Records provided:
* Start *

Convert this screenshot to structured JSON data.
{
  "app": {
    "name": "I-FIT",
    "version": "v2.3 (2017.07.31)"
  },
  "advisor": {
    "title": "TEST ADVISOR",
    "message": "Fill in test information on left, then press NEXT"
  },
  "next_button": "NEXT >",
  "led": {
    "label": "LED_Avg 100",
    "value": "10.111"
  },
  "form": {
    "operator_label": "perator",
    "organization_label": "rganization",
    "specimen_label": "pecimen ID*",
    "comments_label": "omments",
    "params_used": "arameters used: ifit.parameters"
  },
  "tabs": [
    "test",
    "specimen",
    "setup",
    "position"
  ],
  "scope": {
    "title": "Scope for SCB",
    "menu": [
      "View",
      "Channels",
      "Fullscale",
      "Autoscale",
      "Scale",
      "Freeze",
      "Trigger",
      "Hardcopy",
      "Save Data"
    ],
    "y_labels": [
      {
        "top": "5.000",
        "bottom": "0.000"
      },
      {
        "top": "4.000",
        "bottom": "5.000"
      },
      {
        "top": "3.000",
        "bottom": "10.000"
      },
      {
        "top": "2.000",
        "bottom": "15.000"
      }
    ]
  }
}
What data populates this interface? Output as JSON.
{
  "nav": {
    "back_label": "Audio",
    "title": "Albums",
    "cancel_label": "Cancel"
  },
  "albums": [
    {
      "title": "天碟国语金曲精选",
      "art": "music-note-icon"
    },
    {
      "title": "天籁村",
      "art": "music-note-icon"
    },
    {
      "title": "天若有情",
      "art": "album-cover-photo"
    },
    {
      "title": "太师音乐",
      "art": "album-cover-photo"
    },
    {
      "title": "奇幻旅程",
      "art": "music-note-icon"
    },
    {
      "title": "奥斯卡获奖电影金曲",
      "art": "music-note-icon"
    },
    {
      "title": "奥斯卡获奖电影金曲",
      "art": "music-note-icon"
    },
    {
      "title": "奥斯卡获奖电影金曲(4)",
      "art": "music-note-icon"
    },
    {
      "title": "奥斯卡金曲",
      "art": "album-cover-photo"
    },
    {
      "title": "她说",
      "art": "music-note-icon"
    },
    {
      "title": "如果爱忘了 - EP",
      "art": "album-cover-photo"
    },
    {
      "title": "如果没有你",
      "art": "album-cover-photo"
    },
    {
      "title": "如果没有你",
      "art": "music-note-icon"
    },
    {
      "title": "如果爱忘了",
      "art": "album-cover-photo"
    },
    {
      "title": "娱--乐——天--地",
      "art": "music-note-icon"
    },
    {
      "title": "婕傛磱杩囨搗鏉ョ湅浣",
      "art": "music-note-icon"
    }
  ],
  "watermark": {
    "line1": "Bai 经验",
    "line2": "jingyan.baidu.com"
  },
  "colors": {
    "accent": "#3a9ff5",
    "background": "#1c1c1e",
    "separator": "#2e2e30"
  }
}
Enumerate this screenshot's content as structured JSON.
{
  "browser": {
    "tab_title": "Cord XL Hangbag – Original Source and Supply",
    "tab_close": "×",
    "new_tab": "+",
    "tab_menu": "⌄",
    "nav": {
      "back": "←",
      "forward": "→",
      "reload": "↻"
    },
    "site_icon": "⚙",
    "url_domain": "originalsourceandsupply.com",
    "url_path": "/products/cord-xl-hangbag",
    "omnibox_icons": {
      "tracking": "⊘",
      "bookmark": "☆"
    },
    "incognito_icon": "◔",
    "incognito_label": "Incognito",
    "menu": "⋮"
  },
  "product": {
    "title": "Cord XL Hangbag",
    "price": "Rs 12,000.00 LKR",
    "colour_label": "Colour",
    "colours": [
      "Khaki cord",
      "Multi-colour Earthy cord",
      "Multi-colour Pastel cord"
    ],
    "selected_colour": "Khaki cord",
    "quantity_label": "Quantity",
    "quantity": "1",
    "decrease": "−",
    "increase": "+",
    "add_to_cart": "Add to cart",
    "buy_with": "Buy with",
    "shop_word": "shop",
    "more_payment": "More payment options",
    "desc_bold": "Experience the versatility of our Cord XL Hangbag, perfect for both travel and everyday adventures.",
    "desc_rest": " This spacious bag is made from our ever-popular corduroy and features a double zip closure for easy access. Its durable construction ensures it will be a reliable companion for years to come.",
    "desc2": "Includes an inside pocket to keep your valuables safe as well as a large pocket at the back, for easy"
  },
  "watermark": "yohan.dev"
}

* End *

What to work on: Going through the entries above, report how many lines include the string "NEXT". The number alone is the answer.

Written reply: 2